**Request:** Keep only the lines of the data below that contain "name", and copy them.

**The data:**
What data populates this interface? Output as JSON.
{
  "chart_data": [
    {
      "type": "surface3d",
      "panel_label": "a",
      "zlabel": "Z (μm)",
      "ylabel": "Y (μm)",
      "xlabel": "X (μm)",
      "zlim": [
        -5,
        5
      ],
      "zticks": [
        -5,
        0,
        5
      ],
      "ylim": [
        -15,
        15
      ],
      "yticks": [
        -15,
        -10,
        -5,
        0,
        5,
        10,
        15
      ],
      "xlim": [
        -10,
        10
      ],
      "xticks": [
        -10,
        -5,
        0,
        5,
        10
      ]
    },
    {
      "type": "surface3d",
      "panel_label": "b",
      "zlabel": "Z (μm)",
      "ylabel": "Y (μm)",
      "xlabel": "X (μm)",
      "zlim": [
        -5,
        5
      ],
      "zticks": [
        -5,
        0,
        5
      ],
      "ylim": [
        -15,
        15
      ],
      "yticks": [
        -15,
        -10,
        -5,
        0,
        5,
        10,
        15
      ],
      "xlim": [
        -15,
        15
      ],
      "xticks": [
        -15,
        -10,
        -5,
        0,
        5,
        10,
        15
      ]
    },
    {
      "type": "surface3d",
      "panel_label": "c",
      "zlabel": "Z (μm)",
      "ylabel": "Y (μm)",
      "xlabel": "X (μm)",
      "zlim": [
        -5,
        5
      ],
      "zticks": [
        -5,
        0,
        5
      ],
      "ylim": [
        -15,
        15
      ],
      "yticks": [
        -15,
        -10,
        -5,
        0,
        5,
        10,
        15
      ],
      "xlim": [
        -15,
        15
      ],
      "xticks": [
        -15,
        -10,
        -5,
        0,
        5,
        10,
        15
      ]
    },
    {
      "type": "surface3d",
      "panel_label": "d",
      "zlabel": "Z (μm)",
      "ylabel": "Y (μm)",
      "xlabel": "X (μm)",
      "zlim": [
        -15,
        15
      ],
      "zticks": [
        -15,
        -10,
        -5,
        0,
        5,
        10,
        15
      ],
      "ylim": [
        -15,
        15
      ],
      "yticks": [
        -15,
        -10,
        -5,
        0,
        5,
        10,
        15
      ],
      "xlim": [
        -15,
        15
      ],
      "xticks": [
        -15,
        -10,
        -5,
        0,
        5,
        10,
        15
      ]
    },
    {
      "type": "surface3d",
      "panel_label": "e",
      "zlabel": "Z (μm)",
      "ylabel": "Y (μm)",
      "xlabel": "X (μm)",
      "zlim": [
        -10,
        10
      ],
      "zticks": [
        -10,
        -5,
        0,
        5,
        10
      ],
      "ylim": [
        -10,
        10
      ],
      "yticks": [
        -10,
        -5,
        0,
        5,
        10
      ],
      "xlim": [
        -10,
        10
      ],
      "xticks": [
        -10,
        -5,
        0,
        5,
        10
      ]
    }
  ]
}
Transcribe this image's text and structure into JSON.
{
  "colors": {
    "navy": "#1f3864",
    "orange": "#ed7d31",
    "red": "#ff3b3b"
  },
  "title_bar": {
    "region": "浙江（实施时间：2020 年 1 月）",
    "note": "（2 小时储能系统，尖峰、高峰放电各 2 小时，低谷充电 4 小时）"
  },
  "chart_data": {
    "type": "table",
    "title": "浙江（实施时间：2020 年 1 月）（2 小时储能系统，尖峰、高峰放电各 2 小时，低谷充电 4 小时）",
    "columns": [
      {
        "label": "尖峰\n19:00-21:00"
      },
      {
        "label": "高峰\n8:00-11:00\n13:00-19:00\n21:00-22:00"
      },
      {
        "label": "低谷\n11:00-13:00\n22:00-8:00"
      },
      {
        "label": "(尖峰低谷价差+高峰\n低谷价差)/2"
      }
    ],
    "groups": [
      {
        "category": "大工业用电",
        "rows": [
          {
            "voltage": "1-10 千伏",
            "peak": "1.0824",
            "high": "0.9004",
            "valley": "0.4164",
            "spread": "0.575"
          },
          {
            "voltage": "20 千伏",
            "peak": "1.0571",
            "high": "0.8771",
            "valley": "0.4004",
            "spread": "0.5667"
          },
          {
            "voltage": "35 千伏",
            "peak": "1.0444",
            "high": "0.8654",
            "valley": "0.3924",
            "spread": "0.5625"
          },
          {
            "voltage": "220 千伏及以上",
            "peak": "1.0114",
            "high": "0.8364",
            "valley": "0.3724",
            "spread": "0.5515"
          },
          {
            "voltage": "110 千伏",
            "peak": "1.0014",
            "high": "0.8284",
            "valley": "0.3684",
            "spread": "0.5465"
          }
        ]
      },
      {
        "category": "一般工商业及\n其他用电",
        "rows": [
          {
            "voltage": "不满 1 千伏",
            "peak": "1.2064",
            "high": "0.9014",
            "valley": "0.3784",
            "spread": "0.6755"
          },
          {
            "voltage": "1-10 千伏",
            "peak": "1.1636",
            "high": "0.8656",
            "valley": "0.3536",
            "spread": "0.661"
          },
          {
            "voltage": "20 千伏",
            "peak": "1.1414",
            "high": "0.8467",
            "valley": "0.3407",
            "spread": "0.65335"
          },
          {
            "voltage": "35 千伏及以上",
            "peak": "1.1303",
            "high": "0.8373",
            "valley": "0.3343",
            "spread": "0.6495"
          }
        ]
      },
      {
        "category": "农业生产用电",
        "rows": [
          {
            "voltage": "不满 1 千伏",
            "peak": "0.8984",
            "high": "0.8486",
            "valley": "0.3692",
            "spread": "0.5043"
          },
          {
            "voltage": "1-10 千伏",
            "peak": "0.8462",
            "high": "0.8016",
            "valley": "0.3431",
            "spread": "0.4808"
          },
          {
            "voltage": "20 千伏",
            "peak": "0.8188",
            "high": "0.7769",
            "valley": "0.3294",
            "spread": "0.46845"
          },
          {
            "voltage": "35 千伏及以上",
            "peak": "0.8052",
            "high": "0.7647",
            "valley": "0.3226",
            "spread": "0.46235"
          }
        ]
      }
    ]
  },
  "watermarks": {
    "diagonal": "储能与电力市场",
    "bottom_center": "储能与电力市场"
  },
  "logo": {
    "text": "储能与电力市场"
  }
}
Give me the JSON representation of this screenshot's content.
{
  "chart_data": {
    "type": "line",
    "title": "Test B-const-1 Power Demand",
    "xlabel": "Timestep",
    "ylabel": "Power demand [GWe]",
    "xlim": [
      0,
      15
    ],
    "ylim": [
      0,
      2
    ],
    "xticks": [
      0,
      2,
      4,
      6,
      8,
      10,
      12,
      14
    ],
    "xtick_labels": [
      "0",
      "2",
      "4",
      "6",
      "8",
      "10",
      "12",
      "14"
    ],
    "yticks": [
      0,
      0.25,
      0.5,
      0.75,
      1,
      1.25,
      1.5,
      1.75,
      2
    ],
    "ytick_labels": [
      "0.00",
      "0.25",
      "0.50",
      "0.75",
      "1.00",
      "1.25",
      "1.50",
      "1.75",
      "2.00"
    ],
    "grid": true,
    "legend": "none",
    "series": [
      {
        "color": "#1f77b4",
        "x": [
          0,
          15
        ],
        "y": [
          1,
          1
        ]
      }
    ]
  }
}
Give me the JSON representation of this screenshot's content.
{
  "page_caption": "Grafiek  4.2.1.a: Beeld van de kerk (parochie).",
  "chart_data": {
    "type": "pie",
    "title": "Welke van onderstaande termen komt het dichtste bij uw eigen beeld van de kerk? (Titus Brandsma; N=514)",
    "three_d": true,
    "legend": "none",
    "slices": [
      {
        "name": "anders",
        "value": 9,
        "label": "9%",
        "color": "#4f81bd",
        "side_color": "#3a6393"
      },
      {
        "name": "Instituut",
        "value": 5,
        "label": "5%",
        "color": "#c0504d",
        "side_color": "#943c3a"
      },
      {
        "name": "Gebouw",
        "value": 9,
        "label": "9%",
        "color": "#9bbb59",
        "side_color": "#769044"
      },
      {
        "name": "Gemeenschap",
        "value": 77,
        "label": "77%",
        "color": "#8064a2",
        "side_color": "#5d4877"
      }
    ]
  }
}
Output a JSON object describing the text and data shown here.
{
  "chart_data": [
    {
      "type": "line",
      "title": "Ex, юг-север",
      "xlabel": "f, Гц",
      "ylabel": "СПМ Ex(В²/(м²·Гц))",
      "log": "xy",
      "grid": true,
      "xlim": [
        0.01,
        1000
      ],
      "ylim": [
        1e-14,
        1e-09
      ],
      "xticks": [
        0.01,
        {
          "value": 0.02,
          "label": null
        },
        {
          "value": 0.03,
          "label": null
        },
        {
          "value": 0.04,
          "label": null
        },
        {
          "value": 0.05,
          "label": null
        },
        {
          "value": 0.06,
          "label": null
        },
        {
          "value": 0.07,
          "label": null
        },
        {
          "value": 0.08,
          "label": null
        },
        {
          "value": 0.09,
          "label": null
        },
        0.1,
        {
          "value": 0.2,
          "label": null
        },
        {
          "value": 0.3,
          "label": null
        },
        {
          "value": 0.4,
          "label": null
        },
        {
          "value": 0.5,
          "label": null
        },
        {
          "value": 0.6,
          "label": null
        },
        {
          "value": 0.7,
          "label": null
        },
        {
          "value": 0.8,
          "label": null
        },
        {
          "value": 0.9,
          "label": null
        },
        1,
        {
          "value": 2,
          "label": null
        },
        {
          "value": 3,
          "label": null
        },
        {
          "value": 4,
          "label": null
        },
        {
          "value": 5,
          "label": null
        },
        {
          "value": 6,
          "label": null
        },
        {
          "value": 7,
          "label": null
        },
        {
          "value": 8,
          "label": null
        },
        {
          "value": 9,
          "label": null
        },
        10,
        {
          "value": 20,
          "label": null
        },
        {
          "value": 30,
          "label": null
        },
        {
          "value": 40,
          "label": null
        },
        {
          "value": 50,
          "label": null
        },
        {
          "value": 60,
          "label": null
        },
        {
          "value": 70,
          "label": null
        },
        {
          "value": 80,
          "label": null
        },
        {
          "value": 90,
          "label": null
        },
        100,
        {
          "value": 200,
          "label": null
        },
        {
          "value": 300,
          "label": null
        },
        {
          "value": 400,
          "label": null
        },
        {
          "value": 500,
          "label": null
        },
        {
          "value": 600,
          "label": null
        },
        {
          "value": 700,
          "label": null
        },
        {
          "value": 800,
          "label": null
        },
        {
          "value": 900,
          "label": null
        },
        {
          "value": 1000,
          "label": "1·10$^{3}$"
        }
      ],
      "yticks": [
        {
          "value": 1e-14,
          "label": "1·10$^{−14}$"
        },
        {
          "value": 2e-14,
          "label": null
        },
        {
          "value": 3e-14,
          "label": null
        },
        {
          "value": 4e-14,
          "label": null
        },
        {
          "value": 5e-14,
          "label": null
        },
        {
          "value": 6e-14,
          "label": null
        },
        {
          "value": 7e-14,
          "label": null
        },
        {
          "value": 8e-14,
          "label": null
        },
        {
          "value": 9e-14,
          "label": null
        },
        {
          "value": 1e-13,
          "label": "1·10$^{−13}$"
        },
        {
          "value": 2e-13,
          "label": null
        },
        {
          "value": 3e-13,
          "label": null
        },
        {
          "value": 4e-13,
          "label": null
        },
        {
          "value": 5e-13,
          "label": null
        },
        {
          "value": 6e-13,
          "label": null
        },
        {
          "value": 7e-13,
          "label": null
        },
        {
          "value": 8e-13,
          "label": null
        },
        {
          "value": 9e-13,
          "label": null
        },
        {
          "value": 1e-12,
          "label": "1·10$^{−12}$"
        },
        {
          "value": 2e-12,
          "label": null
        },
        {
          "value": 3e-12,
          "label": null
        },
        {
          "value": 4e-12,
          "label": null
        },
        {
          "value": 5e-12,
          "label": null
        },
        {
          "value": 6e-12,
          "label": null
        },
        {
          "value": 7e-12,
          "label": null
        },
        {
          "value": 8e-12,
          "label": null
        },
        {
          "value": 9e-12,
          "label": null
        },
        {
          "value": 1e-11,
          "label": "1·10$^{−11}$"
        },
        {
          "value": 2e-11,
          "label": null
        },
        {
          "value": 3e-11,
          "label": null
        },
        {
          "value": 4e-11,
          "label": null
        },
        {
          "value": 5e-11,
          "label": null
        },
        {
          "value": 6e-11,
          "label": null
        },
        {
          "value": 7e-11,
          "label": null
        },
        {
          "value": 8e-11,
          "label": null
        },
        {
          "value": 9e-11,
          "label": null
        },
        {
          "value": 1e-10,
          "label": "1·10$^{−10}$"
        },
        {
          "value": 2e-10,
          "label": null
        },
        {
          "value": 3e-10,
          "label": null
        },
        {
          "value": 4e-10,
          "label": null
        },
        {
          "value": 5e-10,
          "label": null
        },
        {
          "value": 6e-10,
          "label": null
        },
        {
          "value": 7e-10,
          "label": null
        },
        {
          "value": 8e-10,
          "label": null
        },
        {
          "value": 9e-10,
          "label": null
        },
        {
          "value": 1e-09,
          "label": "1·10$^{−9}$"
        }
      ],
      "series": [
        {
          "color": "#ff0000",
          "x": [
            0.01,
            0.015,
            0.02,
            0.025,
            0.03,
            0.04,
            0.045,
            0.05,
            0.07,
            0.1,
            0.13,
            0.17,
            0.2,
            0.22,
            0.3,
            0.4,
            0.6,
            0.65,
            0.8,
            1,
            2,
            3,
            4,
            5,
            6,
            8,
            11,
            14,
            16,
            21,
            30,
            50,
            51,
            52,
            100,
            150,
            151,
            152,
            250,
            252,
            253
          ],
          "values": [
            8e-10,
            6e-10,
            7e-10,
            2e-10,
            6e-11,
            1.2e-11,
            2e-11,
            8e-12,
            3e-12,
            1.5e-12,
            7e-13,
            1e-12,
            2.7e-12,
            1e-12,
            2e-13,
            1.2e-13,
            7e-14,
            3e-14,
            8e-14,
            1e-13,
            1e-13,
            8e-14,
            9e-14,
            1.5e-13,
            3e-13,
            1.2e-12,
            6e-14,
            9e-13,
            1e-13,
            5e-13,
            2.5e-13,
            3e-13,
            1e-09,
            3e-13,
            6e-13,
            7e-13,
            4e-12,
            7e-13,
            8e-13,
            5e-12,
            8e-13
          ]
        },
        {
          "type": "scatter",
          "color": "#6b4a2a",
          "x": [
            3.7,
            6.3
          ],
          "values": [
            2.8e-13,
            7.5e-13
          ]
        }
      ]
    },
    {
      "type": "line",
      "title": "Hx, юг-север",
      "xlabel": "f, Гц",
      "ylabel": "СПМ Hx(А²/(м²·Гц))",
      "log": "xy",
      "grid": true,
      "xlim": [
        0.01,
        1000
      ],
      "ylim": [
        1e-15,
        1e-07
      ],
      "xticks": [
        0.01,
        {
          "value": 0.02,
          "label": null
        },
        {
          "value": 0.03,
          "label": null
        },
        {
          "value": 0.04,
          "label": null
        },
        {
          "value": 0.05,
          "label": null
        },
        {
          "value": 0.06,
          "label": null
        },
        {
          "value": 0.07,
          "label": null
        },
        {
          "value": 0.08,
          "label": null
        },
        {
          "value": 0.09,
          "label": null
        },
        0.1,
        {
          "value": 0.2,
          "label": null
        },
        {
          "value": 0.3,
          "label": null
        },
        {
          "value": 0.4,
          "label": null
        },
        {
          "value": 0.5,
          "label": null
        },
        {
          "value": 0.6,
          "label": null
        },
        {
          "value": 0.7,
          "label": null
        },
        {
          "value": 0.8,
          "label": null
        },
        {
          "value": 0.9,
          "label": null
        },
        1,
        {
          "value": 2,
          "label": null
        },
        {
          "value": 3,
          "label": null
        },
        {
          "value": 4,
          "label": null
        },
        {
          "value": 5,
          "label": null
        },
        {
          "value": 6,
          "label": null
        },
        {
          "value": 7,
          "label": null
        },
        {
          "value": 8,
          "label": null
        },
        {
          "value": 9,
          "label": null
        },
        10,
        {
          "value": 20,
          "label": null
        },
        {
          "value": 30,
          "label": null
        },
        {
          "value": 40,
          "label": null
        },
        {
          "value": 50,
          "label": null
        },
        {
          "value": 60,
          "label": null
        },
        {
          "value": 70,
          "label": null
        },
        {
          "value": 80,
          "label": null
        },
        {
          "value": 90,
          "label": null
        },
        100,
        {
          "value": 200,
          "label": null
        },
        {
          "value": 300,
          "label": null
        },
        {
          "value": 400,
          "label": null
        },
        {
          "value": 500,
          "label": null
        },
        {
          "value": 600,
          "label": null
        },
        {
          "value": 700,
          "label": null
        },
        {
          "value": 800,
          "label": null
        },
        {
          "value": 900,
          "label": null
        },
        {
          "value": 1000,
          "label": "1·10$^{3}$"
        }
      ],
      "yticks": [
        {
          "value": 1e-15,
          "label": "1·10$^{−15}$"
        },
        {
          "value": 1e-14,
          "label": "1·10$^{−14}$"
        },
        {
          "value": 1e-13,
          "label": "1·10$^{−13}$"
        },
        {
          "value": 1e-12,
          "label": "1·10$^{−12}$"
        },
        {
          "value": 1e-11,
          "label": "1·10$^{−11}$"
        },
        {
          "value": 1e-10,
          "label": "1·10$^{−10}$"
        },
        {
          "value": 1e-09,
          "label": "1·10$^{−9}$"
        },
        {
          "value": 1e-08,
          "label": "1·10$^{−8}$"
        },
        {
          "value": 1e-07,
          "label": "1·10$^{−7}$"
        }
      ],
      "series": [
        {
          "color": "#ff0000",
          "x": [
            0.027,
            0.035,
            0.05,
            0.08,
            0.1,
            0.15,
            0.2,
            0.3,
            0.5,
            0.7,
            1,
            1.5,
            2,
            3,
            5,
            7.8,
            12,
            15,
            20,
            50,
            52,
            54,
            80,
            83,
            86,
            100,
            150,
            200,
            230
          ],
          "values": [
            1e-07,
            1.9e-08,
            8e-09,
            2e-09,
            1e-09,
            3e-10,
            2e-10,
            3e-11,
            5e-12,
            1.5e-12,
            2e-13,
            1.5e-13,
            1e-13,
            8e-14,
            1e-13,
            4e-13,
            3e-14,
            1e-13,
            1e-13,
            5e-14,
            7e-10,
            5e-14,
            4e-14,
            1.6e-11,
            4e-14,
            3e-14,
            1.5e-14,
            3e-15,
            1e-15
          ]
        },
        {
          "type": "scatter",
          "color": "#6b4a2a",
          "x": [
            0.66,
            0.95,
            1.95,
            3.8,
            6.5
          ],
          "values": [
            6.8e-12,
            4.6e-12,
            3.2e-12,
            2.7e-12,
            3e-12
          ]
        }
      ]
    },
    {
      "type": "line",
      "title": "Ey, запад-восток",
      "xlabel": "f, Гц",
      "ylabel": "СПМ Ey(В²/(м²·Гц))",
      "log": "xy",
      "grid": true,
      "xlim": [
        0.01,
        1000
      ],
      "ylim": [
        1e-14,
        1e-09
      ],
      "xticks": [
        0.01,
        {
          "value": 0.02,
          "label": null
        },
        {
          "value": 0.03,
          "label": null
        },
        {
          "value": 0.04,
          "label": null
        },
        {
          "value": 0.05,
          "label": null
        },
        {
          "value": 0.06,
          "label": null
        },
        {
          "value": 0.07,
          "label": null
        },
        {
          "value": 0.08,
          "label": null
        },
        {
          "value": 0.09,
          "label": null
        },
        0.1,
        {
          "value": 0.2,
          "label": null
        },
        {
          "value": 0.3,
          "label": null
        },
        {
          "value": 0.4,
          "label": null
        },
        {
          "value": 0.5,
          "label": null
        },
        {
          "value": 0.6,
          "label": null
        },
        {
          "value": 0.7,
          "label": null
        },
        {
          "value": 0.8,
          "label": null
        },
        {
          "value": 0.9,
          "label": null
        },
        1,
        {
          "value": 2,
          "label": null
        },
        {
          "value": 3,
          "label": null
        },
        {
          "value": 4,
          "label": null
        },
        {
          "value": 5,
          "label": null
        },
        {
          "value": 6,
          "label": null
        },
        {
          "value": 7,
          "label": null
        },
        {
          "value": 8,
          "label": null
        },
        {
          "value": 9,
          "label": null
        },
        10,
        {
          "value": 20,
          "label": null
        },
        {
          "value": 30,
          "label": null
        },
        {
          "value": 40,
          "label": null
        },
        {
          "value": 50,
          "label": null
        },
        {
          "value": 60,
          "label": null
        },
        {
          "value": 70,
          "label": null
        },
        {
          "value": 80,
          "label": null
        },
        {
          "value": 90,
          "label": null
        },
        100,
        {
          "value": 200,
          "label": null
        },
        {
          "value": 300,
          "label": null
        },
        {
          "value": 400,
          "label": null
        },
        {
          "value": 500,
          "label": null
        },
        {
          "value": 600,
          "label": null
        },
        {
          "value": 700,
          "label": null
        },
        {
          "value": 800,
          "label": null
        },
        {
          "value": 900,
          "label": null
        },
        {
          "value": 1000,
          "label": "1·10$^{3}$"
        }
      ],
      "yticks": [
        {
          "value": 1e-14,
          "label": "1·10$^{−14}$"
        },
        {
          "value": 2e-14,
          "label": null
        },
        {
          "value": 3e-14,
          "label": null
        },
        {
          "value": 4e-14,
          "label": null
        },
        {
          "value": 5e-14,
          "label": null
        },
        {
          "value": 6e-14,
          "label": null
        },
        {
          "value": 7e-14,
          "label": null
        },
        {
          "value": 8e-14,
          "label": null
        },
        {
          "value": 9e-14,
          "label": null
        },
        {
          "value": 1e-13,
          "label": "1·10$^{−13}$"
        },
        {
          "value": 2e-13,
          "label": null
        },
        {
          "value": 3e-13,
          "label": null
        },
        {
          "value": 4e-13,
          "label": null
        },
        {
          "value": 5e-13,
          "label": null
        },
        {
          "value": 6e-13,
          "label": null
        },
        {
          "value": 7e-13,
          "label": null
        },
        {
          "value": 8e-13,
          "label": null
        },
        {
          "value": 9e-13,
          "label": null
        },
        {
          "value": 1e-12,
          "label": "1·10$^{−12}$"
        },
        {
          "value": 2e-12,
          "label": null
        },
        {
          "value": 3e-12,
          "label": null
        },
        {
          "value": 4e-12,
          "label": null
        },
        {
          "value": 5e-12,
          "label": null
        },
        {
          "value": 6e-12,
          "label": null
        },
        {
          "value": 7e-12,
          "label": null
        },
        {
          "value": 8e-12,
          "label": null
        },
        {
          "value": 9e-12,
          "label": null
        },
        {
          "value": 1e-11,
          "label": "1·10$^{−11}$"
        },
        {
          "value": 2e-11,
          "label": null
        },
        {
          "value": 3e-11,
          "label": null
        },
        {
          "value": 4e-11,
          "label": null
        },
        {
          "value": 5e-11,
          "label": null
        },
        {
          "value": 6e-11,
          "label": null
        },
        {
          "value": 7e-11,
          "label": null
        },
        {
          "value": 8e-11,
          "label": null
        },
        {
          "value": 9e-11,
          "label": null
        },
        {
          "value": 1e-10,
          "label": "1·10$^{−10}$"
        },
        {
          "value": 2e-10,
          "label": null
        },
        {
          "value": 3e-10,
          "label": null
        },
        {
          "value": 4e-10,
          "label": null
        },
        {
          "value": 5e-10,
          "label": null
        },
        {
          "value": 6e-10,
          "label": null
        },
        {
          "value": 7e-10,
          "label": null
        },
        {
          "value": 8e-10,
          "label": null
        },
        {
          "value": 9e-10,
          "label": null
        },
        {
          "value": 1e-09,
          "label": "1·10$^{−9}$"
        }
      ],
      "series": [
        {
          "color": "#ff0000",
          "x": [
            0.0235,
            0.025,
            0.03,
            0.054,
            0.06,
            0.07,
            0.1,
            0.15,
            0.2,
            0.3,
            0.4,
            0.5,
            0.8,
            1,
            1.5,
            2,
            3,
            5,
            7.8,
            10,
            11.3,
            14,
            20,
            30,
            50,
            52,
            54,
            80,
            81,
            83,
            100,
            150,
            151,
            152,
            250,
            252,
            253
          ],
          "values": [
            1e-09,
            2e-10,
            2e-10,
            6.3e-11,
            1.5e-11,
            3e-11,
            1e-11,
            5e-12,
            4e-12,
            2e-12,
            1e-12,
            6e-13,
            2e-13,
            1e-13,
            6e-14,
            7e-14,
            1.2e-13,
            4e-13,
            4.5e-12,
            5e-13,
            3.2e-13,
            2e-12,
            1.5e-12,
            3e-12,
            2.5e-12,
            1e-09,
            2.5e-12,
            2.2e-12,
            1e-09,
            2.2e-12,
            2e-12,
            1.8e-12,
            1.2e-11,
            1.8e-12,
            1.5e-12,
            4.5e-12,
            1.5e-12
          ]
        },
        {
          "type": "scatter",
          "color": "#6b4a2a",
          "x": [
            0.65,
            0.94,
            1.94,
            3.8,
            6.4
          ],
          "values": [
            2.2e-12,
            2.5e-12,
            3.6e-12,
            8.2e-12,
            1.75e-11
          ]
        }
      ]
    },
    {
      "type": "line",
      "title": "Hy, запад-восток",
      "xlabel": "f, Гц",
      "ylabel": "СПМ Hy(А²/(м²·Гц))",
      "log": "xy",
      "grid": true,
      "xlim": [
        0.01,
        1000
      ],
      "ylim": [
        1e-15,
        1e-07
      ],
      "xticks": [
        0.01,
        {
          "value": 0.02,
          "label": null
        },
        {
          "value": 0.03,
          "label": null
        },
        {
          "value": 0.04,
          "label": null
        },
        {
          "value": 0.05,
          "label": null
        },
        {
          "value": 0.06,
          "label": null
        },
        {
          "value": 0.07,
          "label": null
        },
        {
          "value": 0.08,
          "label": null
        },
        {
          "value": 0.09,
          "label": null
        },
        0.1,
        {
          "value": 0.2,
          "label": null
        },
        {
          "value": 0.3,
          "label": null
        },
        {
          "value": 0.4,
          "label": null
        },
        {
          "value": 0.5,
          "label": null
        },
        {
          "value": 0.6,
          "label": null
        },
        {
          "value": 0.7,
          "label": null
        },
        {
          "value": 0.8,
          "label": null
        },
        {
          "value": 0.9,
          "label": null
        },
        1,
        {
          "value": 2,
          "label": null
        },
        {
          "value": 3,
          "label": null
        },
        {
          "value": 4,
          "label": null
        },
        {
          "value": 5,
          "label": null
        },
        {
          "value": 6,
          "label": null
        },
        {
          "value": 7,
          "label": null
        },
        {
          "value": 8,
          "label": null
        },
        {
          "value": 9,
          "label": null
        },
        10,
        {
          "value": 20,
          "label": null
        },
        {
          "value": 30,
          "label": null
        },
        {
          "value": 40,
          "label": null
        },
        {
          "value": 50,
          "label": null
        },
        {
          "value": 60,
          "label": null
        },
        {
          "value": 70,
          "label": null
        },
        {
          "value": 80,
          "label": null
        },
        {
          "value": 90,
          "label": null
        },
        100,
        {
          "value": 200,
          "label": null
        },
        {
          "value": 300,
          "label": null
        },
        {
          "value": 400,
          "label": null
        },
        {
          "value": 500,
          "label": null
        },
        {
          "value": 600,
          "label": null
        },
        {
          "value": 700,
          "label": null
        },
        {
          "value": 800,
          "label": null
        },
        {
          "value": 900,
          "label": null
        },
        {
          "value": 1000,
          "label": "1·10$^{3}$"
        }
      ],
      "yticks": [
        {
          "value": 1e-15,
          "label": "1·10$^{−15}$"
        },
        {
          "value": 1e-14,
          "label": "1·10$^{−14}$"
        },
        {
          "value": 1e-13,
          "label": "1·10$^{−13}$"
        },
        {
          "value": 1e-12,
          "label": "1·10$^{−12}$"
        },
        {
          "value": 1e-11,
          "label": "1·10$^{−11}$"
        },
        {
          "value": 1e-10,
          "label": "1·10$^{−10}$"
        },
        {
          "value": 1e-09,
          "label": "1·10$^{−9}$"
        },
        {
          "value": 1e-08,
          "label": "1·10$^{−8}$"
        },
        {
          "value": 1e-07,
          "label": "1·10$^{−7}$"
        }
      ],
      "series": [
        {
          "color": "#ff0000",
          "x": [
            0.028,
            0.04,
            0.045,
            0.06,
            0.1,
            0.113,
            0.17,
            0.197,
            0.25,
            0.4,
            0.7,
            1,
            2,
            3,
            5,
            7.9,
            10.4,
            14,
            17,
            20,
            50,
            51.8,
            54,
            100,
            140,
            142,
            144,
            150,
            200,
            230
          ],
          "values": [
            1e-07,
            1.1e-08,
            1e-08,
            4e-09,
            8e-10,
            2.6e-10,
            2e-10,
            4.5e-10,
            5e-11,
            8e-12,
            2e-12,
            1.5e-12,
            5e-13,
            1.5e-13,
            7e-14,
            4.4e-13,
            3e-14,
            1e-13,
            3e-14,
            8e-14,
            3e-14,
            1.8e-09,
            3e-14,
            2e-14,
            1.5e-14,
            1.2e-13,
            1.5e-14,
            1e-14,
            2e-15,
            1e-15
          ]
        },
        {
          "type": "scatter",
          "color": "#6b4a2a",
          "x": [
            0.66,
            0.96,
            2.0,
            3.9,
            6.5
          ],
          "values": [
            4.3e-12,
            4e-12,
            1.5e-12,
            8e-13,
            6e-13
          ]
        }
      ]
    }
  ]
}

**Correct result:**
        "name": "anders",
        "name": "Instituut",
        "name": "Gebouw",
        "name": "Gemeenschap",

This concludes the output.